Collected data:
● ● ● ● ●
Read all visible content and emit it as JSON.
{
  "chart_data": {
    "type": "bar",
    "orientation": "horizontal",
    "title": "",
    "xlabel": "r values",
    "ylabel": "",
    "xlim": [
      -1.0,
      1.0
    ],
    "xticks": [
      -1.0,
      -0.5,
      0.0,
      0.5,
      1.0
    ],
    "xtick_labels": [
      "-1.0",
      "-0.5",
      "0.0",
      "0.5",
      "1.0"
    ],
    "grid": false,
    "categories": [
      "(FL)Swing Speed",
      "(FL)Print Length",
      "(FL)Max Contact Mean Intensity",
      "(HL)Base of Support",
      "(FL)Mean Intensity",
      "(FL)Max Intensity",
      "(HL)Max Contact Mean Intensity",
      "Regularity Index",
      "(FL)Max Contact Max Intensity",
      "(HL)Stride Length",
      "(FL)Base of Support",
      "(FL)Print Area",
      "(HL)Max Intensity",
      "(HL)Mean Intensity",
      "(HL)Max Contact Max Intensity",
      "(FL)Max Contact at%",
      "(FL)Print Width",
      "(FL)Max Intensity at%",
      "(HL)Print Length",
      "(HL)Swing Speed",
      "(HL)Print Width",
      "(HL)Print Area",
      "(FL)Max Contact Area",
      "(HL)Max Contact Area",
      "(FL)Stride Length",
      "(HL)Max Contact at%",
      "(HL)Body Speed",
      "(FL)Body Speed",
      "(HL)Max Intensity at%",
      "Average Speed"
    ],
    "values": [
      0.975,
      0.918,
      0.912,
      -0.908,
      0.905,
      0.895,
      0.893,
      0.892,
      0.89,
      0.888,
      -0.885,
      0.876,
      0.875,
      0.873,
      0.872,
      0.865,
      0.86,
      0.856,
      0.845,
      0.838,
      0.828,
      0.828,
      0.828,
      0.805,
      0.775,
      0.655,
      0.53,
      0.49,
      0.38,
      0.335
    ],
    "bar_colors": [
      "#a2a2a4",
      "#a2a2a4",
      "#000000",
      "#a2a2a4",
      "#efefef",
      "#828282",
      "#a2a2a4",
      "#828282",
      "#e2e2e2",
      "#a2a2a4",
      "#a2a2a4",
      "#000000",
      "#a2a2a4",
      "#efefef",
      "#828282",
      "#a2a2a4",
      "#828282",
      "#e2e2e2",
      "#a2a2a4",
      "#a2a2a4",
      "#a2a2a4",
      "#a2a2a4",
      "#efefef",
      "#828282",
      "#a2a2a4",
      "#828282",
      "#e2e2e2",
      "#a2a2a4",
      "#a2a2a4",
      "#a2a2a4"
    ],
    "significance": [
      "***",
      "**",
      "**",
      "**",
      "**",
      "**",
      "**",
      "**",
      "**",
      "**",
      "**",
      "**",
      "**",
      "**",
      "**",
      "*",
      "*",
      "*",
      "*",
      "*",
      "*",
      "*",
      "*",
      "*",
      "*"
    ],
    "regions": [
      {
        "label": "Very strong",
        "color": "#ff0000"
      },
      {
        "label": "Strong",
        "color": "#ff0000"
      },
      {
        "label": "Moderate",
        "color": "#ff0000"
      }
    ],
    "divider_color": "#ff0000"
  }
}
● ● ● ● ●
Task brief — Tally the lines of the records holding the word "Speed", then give only the resulting number.

Result for this task — 5